Dataset excerpts
◇ ◇ ◇ ◇ ◇ ◇ ◇

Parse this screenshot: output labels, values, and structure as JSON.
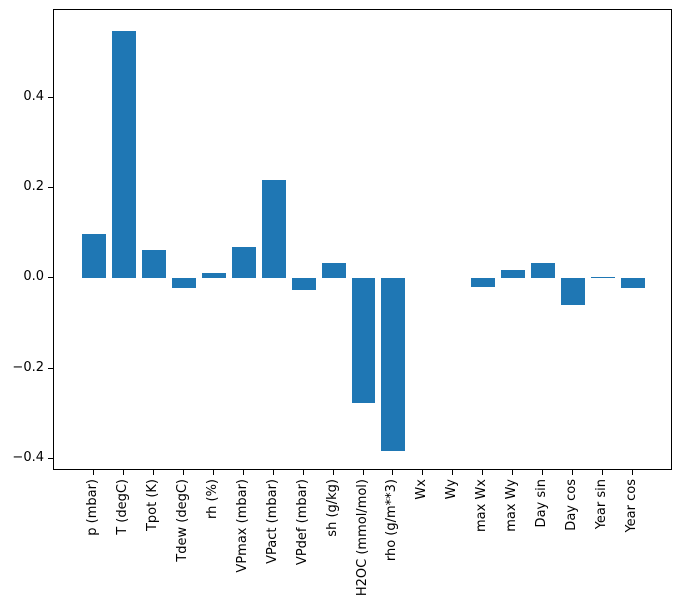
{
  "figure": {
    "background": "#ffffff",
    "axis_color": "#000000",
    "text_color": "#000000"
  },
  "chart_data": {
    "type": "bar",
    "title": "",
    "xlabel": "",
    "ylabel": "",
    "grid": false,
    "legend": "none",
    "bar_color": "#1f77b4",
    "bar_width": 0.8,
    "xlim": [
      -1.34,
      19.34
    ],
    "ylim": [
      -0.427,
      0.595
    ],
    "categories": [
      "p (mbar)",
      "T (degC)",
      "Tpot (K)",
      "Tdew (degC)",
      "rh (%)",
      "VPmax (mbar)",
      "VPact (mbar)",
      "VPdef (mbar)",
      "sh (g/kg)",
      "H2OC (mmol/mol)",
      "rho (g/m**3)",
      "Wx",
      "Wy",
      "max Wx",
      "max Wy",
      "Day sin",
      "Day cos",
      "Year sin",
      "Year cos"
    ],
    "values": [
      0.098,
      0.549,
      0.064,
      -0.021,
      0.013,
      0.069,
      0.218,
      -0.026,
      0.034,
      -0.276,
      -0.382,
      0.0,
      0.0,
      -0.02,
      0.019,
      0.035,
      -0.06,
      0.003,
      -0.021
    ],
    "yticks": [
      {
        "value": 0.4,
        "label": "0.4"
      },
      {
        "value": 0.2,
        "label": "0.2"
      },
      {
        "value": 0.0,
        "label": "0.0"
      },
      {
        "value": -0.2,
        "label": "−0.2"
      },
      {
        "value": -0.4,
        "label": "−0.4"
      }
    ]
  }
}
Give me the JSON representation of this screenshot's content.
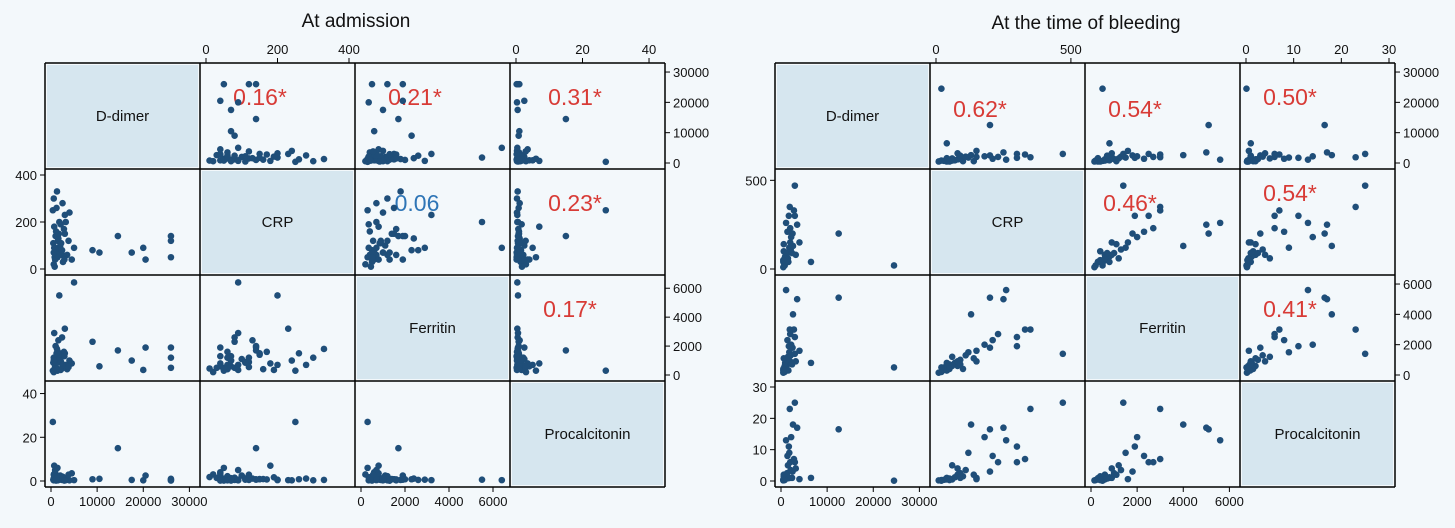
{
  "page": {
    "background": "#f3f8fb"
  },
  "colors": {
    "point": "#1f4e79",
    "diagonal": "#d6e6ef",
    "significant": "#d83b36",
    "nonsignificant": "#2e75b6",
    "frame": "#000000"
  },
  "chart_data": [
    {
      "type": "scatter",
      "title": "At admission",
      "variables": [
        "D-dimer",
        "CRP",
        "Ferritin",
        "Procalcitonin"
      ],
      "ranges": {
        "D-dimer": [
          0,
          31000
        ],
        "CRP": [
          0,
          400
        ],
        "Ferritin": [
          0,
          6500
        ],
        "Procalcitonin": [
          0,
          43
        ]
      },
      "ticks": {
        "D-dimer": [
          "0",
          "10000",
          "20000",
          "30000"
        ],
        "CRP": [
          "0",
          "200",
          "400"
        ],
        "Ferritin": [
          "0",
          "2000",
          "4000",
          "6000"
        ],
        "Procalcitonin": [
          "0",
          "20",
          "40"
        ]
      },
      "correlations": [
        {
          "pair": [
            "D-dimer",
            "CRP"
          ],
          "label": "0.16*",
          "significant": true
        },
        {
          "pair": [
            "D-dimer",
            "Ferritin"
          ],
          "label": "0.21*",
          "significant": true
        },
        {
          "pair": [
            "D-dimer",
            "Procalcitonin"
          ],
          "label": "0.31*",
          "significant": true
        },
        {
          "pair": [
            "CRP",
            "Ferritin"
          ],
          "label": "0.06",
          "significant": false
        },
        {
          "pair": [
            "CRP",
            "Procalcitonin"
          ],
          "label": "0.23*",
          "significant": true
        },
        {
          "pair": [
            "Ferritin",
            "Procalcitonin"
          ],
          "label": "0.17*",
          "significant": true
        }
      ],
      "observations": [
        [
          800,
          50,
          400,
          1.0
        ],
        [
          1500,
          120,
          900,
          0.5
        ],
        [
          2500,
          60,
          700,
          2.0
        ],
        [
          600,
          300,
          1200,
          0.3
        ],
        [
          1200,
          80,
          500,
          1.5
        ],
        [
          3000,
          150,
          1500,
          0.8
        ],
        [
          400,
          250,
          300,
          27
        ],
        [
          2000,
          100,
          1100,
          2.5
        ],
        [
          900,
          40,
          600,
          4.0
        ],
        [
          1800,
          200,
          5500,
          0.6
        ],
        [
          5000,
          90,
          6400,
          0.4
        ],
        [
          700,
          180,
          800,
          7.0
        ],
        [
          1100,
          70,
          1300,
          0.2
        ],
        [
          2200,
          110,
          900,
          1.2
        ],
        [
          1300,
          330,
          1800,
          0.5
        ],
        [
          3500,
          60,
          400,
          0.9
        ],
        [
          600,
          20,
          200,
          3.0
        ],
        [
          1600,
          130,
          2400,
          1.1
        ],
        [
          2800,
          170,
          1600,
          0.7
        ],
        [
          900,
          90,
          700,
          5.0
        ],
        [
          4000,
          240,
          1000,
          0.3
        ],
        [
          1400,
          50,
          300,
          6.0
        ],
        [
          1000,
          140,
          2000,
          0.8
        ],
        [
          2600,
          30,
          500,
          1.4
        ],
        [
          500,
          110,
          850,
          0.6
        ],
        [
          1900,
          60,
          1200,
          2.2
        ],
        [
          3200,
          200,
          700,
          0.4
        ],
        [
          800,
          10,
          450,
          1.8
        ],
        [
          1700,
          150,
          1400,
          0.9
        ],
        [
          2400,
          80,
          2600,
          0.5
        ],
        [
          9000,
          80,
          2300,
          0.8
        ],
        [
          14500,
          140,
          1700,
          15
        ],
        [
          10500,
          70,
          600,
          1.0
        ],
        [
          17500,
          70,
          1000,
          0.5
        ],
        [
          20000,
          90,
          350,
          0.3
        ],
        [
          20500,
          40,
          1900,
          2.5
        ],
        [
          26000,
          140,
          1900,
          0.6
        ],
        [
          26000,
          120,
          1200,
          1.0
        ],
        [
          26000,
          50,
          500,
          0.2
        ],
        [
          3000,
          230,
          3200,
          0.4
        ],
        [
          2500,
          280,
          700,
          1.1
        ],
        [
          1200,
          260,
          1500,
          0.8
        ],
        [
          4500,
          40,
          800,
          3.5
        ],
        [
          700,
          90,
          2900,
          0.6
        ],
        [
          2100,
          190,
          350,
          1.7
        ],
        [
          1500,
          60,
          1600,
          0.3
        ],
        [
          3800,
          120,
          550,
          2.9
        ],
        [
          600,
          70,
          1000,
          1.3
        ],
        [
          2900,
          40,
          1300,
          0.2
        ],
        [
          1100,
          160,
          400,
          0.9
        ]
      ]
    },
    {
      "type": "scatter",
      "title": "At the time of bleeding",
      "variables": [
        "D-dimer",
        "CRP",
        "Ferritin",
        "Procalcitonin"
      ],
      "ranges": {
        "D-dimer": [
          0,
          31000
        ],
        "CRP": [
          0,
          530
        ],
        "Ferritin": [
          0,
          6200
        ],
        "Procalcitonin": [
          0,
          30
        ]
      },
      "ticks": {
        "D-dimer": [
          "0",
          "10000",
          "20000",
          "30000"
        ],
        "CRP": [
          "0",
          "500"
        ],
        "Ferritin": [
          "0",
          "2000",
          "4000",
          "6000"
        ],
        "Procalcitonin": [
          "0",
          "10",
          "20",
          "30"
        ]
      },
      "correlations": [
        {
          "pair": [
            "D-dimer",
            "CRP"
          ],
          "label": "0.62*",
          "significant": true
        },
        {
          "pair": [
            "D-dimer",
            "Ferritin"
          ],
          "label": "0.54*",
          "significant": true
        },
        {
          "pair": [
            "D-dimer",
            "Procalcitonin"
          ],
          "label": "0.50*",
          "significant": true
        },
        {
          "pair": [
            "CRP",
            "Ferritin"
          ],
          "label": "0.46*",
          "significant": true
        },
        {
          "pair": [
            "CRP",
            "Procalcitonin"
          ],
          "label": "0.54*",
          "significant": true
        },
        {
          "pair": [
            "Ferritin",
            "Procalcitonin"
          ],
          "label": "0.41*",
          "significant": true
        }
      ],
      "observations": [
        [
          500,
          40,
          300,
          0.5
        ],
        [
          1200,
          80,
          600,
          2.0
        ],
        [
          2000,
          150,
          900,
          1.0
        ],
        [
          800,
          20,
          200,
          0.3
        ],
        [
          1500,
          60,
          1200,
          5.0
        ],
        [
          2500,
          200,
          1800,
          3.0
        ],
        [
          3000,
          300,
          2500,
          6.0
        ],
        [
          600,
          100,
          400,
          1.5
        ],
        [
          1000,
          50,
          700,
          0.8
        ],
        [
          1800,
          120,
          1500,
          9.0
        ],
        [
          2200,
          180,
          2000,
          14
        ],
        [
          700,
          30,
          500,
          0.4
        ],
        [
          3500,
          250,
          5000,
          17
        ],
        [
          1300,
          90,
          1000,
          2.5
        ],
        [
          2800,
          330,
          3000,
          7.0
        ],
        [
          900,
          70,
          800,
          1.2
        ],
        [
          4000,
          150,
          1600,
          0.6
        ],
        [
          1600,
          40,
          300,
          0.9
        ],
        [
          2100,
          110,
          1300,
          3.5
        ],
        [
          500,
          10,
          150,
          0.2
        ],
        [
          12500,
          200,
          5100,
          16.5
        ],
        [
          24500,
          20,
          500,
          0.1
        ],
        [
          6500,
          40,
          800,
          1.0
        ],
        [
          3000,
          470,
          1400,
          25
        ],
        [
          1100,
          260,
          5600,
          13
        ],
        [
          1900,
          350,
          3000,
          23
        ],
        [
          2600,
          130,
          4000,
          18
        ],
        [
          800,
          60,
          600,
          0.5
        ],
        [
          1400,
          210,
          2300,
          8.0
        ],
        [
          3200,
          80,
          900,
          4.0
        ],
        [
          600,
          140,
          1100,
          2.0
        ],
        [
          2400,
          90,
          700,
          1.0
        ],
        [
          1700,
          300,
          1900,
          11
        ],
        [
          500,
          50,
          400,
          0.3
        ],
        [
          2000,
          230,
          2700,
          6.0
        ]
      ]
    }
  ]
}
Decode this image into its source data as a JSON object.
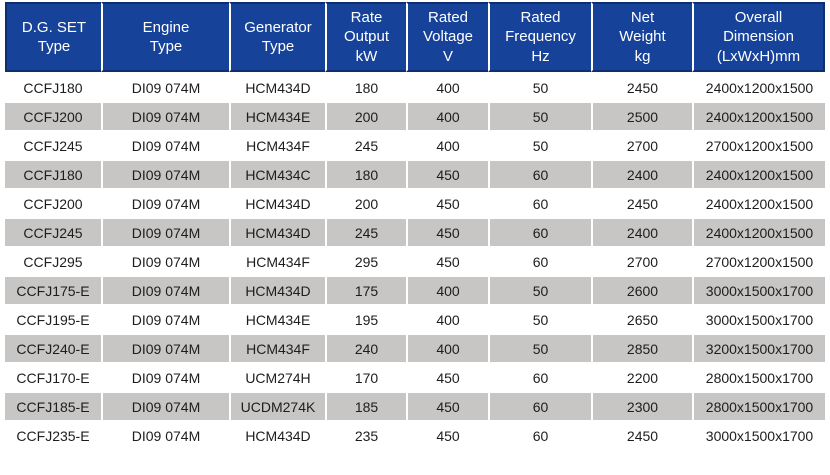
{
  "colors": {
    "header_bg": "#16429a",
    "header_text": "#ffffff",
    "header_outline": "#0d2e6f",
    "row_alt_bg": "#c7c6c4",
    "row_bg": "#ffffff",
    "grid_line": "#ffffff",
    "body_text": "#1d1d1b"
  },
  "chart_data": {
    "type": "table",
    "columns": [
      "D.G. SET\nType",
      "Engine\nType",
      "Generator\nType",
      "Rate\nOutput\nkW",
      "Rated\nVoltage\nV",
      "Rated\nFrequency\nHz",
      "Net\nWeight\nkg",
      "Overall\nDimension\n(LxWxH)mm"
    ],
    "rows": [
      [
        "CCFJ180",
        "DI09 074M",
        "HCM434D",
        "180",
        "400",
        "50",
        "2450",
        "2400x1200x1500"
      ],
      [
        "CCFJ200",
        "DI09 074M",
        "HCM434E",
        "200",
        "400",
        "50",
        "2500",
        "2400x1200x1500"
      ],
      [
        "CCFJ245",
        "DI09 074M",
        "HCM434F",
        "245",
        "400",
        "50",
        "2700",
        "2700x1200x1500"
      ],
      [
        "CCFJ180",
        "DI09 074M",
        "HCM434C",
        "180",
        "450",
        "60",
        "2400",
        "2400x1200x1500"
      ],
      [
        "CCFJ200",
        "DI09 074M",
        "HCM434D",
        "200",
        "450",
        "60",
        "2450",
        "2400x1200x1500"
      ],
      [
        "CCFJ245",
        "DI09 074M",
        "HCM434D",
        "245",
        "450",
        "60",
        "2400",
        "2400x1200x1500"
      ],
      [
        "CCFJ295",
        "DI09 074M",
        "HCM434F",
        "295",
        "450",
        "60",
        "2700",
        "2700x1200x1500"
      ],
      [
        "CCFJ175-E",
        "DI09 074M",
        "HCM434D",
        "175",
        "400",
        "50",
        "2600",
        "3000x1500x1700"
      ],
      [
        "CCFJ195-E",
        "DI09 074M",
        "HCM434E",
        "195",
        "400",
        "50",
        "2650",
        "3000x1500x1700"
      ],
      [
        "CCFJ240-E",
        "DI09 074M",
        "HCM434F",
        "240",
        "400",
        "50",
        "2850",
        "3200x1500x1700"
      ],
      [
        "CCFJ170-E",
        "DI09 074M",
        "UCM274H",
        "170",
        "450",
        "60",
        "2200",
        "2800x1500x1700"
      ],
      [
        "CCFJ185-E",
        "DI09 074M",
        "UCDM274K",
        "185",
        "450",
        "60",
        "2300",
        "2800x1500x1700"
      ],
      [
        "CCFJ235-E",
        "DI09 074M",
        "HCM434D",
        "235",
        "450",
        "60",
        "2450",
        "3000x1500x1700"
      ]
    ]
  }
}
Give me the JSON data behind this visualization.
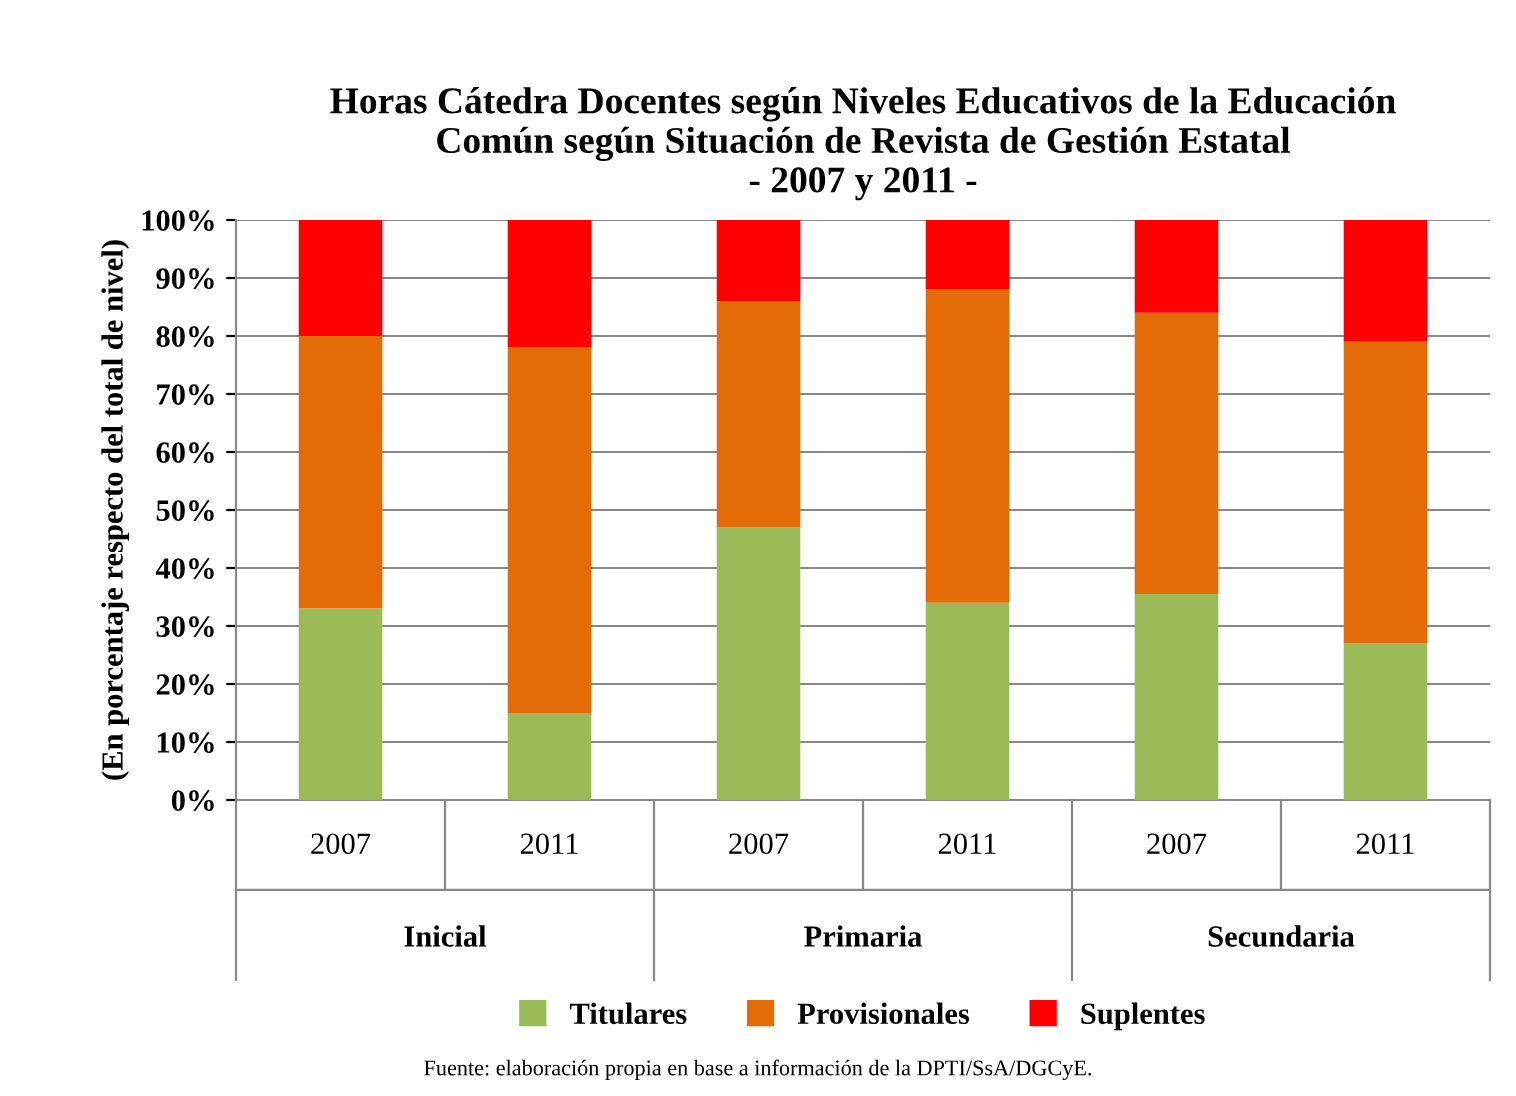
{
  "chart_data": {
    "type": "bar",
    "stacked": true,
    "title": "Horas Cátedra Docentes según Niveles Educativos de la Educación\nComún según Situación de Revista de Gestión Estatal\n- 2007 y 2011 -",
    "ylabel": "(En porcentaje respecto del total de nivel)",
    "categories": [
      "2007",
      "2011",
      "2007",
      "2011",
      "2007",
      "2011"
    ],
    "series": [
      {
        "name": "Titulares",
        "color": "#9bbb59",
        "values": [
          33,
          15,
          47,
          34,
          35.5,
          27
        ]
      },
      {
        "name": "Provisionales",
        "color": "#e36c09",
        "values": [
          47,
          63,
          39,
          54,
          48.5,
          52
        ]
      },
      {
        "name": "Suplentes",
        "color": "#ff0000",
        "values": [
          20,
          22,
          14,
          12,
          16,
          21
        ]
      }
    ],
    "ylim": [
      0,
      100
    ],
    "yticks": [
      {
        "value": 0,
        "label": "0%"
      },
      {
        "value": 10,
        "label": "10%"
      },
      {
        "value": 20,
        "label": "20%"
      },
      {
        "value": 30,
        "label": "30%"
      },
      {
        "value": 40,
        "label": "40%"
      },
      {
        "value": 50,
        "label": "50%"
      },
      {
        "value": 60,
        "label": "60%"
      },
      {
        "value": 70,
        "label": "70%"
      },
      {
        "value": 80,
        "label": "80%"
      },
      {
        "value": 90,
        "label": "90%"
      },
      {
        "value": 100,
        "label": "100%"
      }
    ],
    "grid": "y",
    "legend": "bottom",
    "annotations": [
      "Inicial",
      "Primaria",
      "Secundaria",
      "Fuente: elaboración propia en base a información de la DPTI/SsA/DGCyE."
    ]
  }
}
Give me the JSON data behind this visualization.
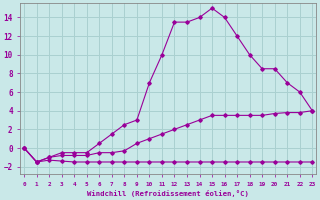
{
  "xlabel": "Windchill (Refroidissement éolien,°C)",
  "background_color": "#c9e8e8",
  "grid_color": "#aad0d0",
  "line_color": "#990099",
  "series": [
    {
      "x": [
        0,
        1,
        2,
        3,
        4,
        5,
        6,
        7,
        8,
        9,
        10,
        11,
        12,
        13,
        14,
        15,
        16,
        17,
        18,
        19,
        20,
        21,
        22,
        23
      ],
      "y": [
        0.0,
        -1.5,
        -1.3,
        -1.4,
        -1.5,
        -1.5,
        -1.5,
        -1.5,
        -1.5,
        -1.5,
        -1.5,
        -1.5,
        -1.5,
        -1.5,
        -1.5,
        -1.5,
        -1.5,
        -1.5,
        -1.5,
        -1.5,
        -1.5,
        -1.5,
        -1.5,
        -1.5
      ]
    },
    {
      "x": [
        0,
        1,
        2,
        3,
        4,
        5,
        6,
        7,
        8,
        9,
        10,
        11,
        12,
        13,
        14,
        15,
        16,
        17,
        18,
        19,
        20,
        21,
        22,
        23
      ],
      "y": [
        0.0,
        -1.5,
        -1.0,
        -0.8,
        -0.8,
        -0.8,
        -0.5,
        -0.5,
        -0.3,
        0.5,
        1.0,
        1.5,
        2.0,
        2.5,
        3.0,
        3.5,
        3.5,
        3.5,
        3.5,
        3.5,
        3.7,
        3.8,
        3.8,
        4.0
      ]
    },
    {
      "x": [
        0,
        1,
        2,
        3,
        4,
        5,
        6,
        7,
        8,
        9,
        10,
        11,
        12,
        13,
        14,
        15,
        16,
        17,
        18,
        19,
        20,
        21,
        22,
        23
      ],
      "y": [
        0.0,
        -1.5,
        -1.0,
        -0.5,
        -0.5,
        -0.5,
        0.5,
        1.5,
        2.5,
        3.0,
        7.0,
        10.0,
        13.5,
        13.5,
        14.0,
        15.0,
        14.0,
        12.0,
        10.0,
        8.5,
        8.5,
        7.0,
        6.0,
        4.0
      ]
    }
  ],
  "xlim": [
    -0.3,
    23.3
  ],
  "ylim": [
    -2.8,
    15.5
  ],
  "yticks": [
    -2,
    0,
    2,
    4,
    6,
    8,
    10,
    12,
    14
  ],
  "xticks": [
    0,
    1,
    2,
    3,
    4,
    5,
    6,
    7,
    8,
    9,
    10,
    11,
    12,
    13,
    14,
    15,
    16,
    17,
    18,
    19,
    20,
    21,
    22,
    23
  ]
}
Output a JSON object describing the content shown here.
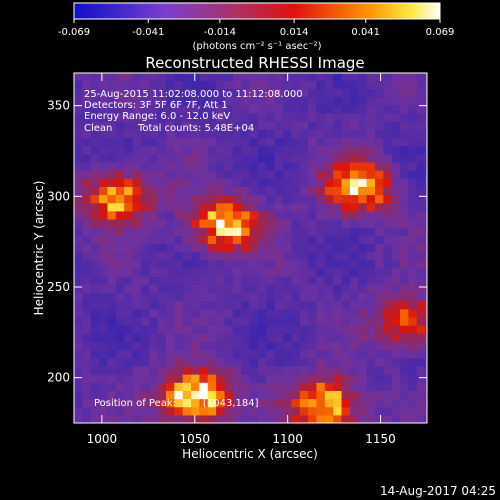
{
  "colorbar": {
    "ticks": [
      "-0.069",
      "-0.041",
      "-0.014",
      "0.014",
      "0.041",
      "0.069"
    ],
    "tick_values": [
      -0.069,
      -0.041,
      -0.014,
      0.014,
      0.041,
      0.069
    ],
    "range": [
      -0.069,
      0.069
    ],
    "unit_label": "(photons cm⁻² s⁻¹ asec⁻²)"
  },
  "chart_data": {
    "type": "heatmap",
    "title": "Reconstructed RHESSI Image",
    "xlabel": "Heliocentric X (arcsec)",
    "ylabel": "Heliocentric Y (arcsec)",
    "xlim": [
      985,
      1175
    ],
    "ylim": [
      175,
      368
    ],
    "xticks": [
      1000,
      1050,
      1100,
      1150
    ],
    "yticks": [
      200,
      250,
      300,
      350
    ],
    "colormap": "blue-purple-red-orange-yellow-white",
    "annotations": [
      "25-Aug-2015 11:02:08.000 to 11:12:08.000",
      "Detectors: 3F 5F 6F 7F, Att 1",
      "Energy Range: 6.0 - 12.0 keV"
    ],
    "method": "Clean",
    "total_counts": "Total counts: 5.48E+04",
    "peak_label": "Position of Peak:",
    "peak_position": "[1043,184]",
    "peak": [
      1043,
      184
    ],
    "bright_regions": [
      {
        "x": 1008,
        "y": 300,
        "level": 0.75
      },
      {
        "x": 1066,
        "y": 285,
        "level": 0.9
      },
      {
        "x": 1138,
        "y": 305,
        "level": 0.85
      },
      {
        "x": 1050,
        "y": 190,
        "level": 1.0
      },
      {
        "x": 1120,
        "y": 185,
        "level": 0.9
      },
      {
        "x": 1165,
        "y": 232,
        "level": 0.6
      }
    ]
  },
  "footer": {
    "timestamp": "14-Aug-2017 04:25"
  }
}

◇ ◇ ◇ ◇ ◇ ◇ ◇

Problem details
Pull out every line holding "level" from the records above, and copy it.

Answer to the exercise
        "level": 0.75
        "level": 0.9
        "level": 0.85
        "level": 1.0
        "level": 0.9
        "level": 0.6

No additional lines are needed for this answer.